▶ [Task statement] Locate the lines that hold the string "otras". Copy every such line.
═════ Data provided
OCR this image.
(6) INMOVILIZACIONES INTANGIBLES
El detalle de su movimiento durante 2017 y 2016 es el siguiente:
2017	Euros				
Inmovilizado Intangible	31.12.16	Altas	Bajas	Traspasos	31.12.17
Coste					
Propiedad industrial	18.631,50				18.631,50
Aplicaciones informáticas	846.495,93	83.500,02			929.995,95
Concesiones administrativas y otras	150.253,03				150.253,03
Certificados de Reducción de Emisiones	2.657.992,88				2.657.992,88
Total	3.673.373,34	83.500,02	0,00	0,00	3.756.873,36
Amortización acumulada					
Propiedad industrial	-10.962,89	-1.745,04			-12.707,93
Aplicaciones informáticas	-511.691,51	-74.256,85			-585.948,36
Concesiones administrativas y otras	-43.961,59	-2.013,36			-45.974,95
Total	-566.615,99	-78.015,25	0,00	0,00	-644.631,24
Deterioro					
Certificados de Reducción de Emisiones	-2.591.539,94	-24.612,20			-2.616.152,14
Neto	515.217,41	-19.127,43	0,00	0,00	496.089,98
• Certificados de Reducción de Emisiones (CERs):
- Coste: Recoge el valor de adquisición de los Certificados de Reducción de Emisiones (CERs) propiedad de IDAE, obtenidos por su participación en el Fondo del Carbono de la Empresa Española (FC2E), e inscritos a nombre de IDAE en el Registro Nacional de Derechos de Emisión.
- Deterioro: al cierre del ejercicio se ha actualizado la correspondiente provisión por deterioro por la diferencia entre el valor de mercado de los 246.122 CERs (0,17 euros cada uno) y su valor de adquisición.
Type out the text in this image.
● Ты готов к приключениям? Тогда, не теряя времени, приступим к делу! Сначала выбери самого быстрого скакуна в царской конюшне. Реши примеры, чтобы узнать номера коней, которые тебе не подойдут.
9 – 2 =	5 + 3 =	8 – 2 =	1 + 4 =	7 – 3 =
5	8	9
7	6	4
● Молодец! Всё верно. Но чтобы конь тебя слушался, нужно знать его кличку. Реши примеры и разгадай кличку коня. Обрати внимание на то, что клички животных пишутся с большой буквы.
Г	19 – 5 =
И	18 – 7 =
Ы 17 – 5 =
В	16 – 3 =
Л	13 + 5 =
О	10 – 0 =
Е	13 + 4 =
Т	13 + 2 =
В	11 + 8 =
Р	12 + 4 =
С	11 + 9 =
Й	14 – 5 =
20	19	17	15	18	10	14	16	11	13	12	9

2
══════════
▶ [Full response]
Concesiones administrativas y otras	150.253,03				150.253,03
Concesiones administrativas y otras	-43.961,59	-2.013,36			-45.974,95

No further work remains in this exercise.